**Records for processing**.
## BEGIN

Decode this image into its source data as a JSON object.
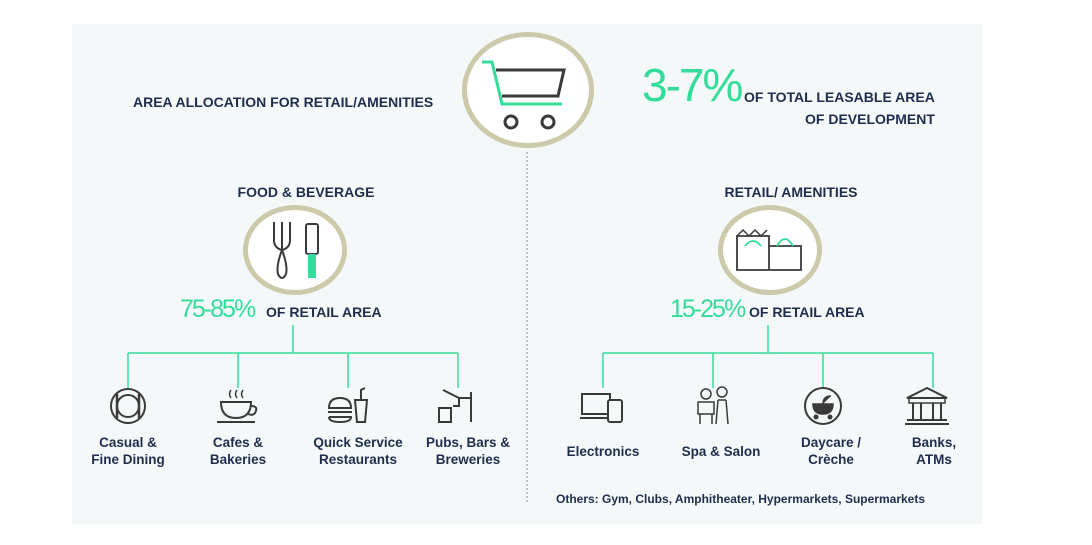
{
  "header": {
    "title": "AREA ALLOCATION FOR RETAIL/AMENITIES",
    "total_pct": "3-7%",
    "total_line1": "OF TOTAL LEASABLE AREA",
    "total_line2": "OF DEVELOPMENT",
    "icon": "shopping-cart-icon"
  },
  "food": {
    "title": "FOOD & BEVERAGE",
    "pct": "75-85%",
    "pct_suffix": "OF RETAIL AREA",
    "icon": "fork-knife-icon",
    "items": [
      {
        "line1": "Casual &",
        "line2": "Fine Dining",
        "icon": "dining-plate-icon"
      },
      {
        "line1": "Cafes &",
        "line2": "Bakeries",
        "icon": "coffee-cup-icon"
      },
      {
        "line1": "Quick Service",
        "line2": "Restaurants",
        "icon": "burger-drink-icon"
      },
      {
        "line1": "Pubs, Bars &",
        "line2": "Breweries",
        "icon": "beer-tap-icon"
      }
    ]
  },
  "retail": {
    "title": "RETAIL/ AMENITIES",
    "pct": "15-25%",
    "pct_suffix": "OF RETAIL AREA",
    "icon": "shopping-bags-icon",
    "items": [
      {
        "line1": "Electronics",
        "line2": "",
        "icon": "devices-icon"
      },
      {
        "line1": "Spa & Salon",
        "line2": "",
        "icon": "salon-chair-icon"
      },
      {
        "line1": "Daycare /",
        "line2": "Crèche",
        "icon": "stroller-icon"
      },
      {
        "line1": "Banks,",
        "line2": "ATMs",
        "icon": "bank-building-icon"
      }
    ]
  },
  "others": "Others: Gym, Clubs, Amphitheater, Hypermarkets, Supermarkets",
  "colors": {
    "accent": "#33dd99",
    "navy": "#1f2d4d",
    "ring": "#cdc9ab",
    "panel": "#f4f8f8"
  }
}
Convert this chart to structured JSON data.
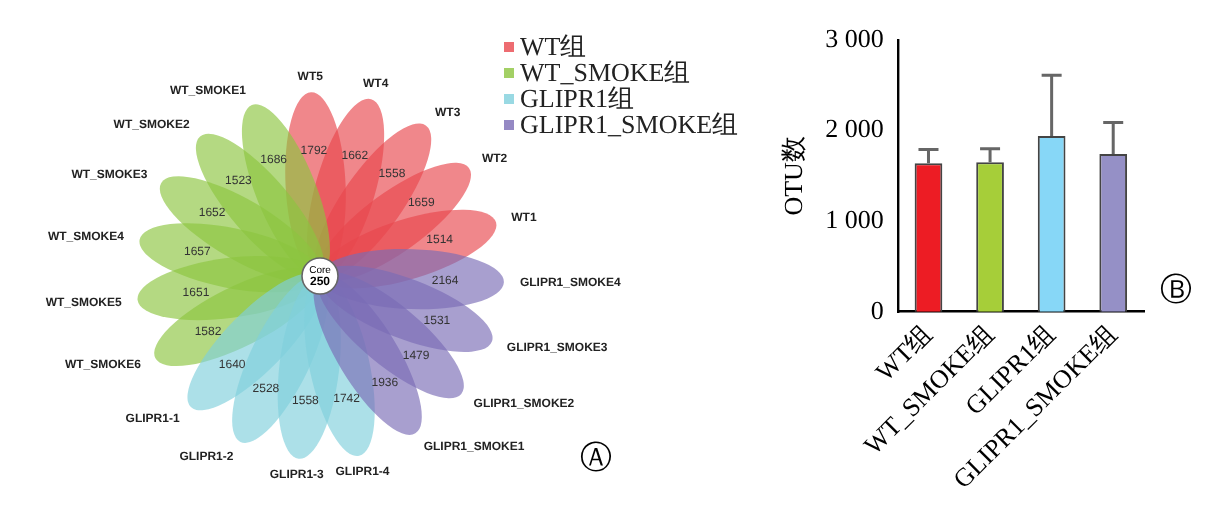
{
  "chart_data": [
    {
      "type": "other",
      "legend": "top right",
      "data_labels": true,
      "categories": [
        "WT1",
        "WT2",
        "WT3",
        "WT4",
        "WT5",
        "WT_SMOKE1",
        "WT_SMOKE2",
        "WT_SMOKE3",
        "WT_SMOKE4",
        "WT_SMOKE5",
        "WT_SMOKE6",
        "GLIPR1-1",
        "GLIPR1-2",
        "GLIPR1-3",
        "GLIPR1-4",
        "GLIPR1_SMOKE1",
        "GLIPR1_SMOKE2",
        "GLIPR1_SMOKE3",
        "GLIPR1_SMOKE4"
      ],
      "series": [
        {
          "name": "WT组",
          "color": "#e8474d",
          "values": [
            1514,
            1659,
            1558,
            1662,
            1792,
            null,
            null,
            null,
            null,
            null,
            null,
            null,
            null,
            null,
            null,
            null,
            null,
            null,
            null
          ]
        },
        {
          "name": "WT_SMOKE组",
          "color": "#8cc43f",
          "values": [
            null,
            null,
            null,
            null,
            null,
            1686,
            1523,
            1652,
            1657,
            1651,
            1582,
            null,
            null,
            null,
            null,
            null,
            null,
            null,
            null
          ]
        },
        {
          "name": "GLIPR1组",
          "color": "#7fd0dc",
          "values": [
            null,
            null,
            null,
            null,
            null,
            null,
            null,
            null,
            null,
            null,
            null,
            1640,
            2528,
            1558,
            1742,
            null,
            null,
            null,
            null
          ]
        },
        {
          "name": "GLIPR1_SMOKE组",
          "color": "#7a6cb5",
          "values": [
            null,
            null,
            null,
            null,
            null,
            null,
            null,
            null,
            null,
            null,
            null,
            null,
            null,
            null,
            null,
            1936,
            1479,
            1531,
            2164
          ]
        }
      ],
      "annotations": [
        "Core",
        "250",
        "Ⓐ"
      ]
    },
    {
      "type": "bar",
      "ylabel": "OTU数",
      "categories": [
        "WT组",
        "WT_SMOKE组",
        "GLIPR1组",
        "GLIPR1_SMOKE组"
      ],
      "values": [
        1640,
        1650,
        1940,
        1740
      ],
      "colors": [
        "#ed1c24",
        "#a6ce39",
        "#87d7f7",
        "#9590c6"
      ],
      "errors": [
        [
          1640,
          1790
        ],
        [
          1650,
          1800
        ],
        [
          1940,
          2610
        ],
        [
          1740,
          2090
        ]
      ],
      "ylim": [
        0,
        3000
      ],
      "yticks": [
        0,
        {
          "value": 1000,
          "label": "1 000"
        },
        {
          "value": 2000,
          "label": "2 000"
        },
        {
          "value": 3000,
          "label": "3 000"
        }
      ],
      "grid": false,
      "legend": false,
      "annotations": [
        "Ⓑ"
      ]
    }
  ]
}
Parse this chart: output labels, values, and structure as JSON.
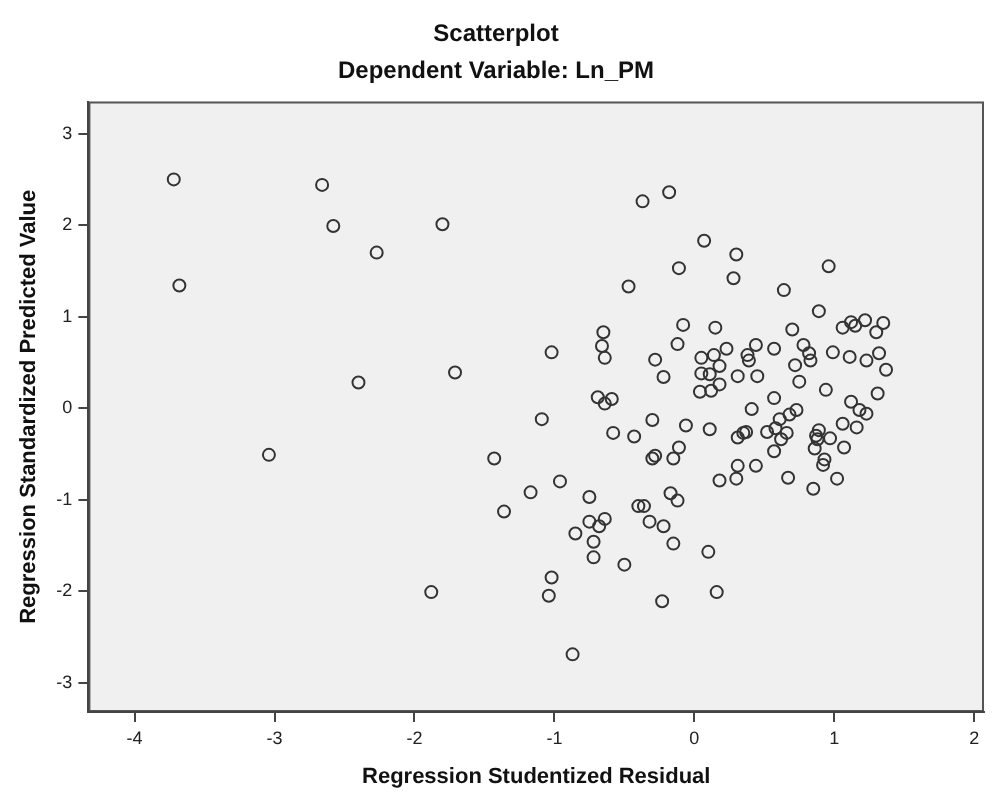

## END

**Short task**.
Without the pictures, write out all of the material exactly.

**Result for this exercise**.
Decode this image into its source data as a JSON object.
{
  "header": {
    "title": "AREA ALLOCATION FOR RETAIL/AMENITIES",
    "total_pct": "3-7%",
    "total_line1": "OF TOTAL LEASABLE AREA",
    "total_line2": "OF DEVELOPMENT",
    "icon": "shopping-cart-icon"
  },
  "food": {
    "title": "FOOD & BEVERAGE",
    "pct": "75-85%",
    "pct_suffix": "OF RETAIL AREA",
    "icon": "fork-knife-icon",
    "items": [
      {
        "line1": "Casual &",
        "line2": "Fine Dining",
        "icon": "dining-plate-icon"
      },
      {
        "line1": "Cafes &",
        "line2": "Bakeries",
        "icon": "coffee-cup-icon"
      },
      {
        "line1": "Quick Service",
        "line2": "Restaurants",
        "icon": "burger-drink-icon"
      },
      {
        "line1": "Pubs, Bars &",
        "line2": "Breweries",
        "icon": "beer-tap-icon"
      }
    ]
  },
  "retail": {
    "title": "RETAIL/ AMENITIES",
    "pct": "15-25%",
    "pct_suffix": "OF RETAIL AREA",
    "icon": "shopping-bags-icon",
    "items": [
      {
        "line1": "Electronics",
        "line2": "",
        "icon": "devices-icon"
      },
      {
        "line1": "Spa & Salon",
        "line2": "",
        "icon": "salon-chair-icon"
      },
      {
        "line1": "Daycare /",
        "line2": "Crèche",
        "icon": "stroller-icon"
      },
      {
        "line1": "Banks,",
        "line2": "ATMs",
        "icon": "bank-building-icon"
      }
    ]
  },
  "others": "Others: Gym, Clubs, Amphitheater, Hypermarkets, Supermarkets",
  "colors": {
    "accent": "#33dd99",
    "navy": "#1f2d4d",
    "ring": "#cdc9ab",
    "panel": "#f4f8f8"
  }
}
Convert this chart to structured JSON data.
{
  "chart_data": [
    {
      "type": "other",
      "legend": "top right",
      "data_labels": true,
      "categories": [
        "WT1",
        "WT2",
        "WT3",
        "WT4",
        "WT5",
        "WT_SMOKE1",
        "WT_SMOKE2",
        "WT_SMOKE3",
        "WT_SMOKE4",
        "WT_SMOKE5",
        "WT_SMOKE6",
        "GLIPR1-1",
        "GLIPR1-2",
        "GLIPR1-3",
        "GLIPR1-4",
        "GLIPR1_SMOKE1",
        "GLIPR1_SMOKE2",
        "GLIPR1_SMOKE3",
        "GLIPR1_SMOKE4"
      ],
      "series": [
        {
          "name": "WT组",
          "color": "#e8474d",
          "values": [
            1514,
            1659,
            1558,
            1662,
            1792,
            null,
            null,
            null,
            null,
            null,
            null,
            null,
            null,
            null,
            null,
            null,
            null,
            null,
            null
          ]
        },
        {
          "name": "WT_SMOKE组",
          "color": "#8cc43f",
          "values": [
            null,
            null,
            null,
            null,
            null,
            1686,
            1523,
            1652,
            1657,
            1651,
            1582,
            null,
            null,
            null,
            null,
            null,
            null,
            null,
            null
          ]
        },
        {
          "name": "GLIPR1组",
          "color": "#7fd0dc",
          "values": [
            null,
            null,
            null,
            null,
            null,
            null,
            null,
            null,
            null,
            null,
            null,
            1640,
            2528,
            1558,
            1742,
            null,
            null,
            null,
            null
          ]
        },
        {
          "name": "GLIPR1_SMOKE组",
          "color": "#7a6cb5",
          "values": [
            null,
            null,
            null,
            null,
            null,
            null,
            null,
            null,
            null,
            null,
            null,
            null,
            null,
            null,
            null,
            1936,
            1479,
            1531,
            2164
          ]
        }
      ],
      "annotations": [
        "Core",
        "250",
        "Ⓐ"
      ]
    },
    {
      "type": "bar",
      "ylabel": "OTU数",
      "categories": [
        "WT组",
        "WT_SMOKE组",
        "GLIPR1组",
        "GLIPR1_SMOKE组"
      ],
      "values": [
        1640,
        1650,
        1940,
        1740
      ],
      "colors": [
        "#ed1c24",
        "#a6ce39",
        "#87d7f7",
        "#9590c6"
      ],
      "errors": [
        [
          1640,
          1790
        ],
        [
          1650,
          1800
        ],
        [
          1940,
          2610
        ],
        [
          1740,
          2090
        ]
      ],
      "ylim": [
        0,
        3000
      ],
      "yticks": [
        0,
        {
          "value": 1000,
          "label": "1 000"
        },
        {
          "value": 2000,
          "label": "2 000"
        },
        {
          "value": 3000,
          "label": "3 000"
        }
      ],
      "grid": false,
      "legend": false,
      "annotations": [
        "Ⓑ"
      ]
    }
  ]
}
Parse this chart: output labels, values, and structure as JSON.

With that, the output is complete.